## [TASK PROMPT]
Write out every line of the material as it stands, apart from the pictures.
** Start PROVIDED DATA **
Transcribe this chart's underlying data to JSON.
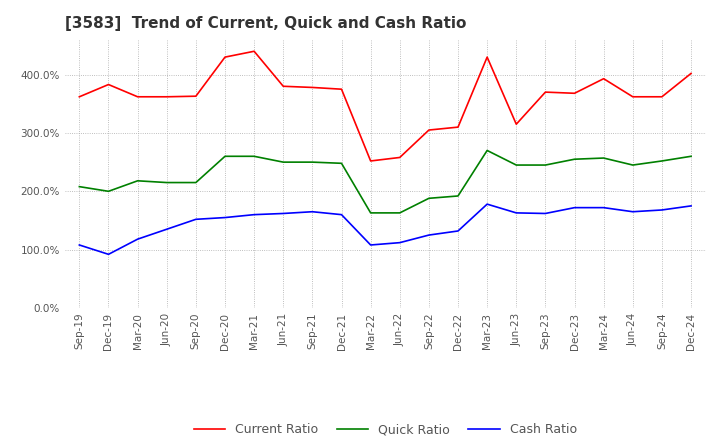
{
  "title": "[3583]  Trend of Current, Quick and Cash Ratio",
  "x_labels": [
    "Sep-19",
    "Dec-19",
    "Mar-20",
    "Jun-20",
    "Sep-20",
    "Dec-20",
    "Mar-21",
    "Jun-21",
    "Sep-21",
    "Dec-21",
    "Mar-22",
    "Jun-22",
    "Sep-22",
    "Dec-22",
    "Mar-23",
    "Jun-23",
    "Sep-23",
    "Dec-23",
    "Mar-24",
    "Jun-24",
    "Sep-24",
    "Dec-24"
  ],
  "current_ratio": [
    362,
    383,
    362,
    362,
    363,
    430,
    440,
    380,
    378,
    375,
    252,
    258,
    305,
    310,
    430,
    315,
    370,
    368,
    393,
    362,
    362,
    402
  ],
  "quick_ratio": [
    208,
    200,
    218,
    215,
    215,
    260,
    260,
    250,
    250,
    248,
    163,
    163,
    188,
    192,
    270,
    245,
    245,
    255,
    257,
    245,
    252,
    260
  ],
  "cash_ratio": [
    108,
    92,
    118,
    135,
    152,
    155,
    160,
    162,
    165,
    160,
    108,
    112,
    125,
    132,
    178,
    163,
    162,
    172,
    172,
    165,
    168,
    175
  ],
  "current_color": "#ff0000",
  "quick_color": "#008000",
  "cash_color": "#0000ff",
  "ylim": [
    0,
    460
  ],
  "yticks": [
    0,
    100,
    200,
    300,
    400
  ],
  "background_color": "#ffffff",
  "grid_color": "#aaaaaa",
  "title_fontsize": 11,
  "tick_fontsize": 7.5,
  "legend_fontsize": 9
}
** End PROVIDED DATA **
## [RESULT]
Transcribe this chart's underlying data to JSON.
{
  "title": "[3583]  Trend of Current, Quick and Cash Ratio",
  "x_labels": [
    "Sep-19",
    "Dec-19",
    "Mar-20",
    "Jun-20",
    "Sep-20",
    "Dec-20",
    "Mar-21",
    "Jun-21",
    "Sep-21",
    "Dec-21",
    "Mar-22",
    "Jun-22",
    "Sep-22",
    "Dec-22",
    "Mar-23",
    "Jun-23",
    "Sep-23",
    "Dec-23",
    "Mar-24",
    "Jun-24",
    "Sep-24",
    "Dec-24"
  ],
  "current_ratio": [
    362,
    383,
    362,
    362,
    363,
    430,
    440,
    380,
    378,
    375,
    252,
    258,
    305,
    310,
    430,
    315,
    370,
    368,
    393,
    362,
    362,
    402
  ],
  "quick_ratio": [
    208,
    200,
    218,
    215,
    215,
    260,
    260,
    250,
    250,
    248,
    163,
    163,
    188,
    192,
    270,
    245,
    245,
    255,
    257,
    245,
    252,
    260
  ],
  "cash_ratio": [
    108,
    92,
    118,
    135,
    152,
    155,
    160,
    162,
    165,
    160,
    108,
    112,
    125,
    132,
    178,
    163,
    162,
    172,
    172,
    165,
    168,
    175
  ],
  "current_color": "#ff0000",
  "quick_color": "#008000",
  "cash_color": "#0000ff",
  "ylim": [
    0,
    460
  ],
  "yticks": [
    0,
    100,
    200,
    300,
    400
  ],
  "background_color": "#ffffff",
  "grid_color": "#aaaaaa",
  "title_fontsize": 11,
  "tick_fontsize": 7.5,
  "legend_fontsize": 9
}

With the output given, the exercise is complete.